What you have to do -> Report only the number of lines in the records that contain the word "reviews".

- - -

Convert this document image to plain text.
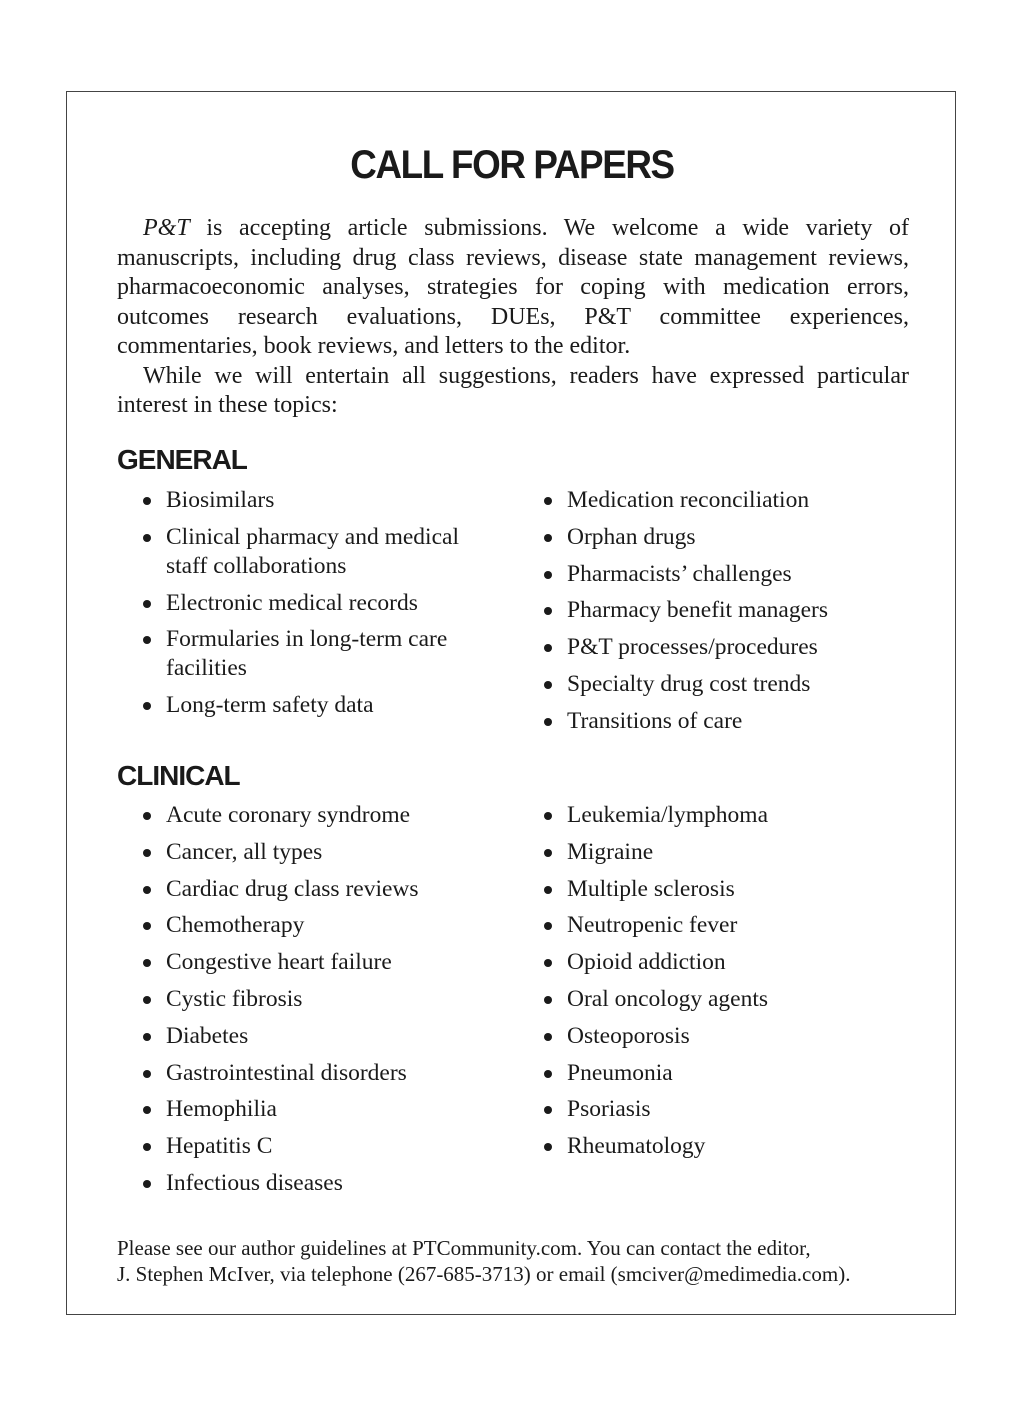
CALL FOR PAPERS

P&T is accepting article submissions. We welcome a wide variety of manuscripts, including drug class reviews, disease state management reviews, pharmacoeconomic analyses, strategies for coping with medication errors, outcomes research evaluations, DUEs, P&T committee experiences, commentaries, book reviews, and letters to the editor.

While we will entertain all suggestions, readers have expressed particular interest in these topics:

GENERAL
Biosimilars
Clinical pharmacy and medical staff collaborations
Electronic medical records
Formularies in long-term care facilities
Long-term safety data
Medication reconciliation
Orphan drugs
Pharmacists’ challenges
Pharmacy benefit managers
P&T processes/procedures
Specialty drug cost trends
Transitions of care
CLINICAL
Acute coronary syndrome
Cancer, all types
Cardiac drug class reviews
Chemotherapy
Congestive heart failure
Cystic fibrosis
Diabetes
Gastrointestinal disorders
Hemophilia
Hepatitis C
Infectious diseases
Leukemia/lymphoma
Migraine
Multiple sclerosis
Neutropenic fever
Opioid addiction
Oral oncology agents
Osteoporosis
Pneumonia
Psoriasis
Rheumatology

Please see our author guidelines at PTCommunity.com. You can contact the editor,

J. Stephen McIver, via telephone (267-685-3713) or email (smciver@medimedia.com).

- - -

Right answer -> 2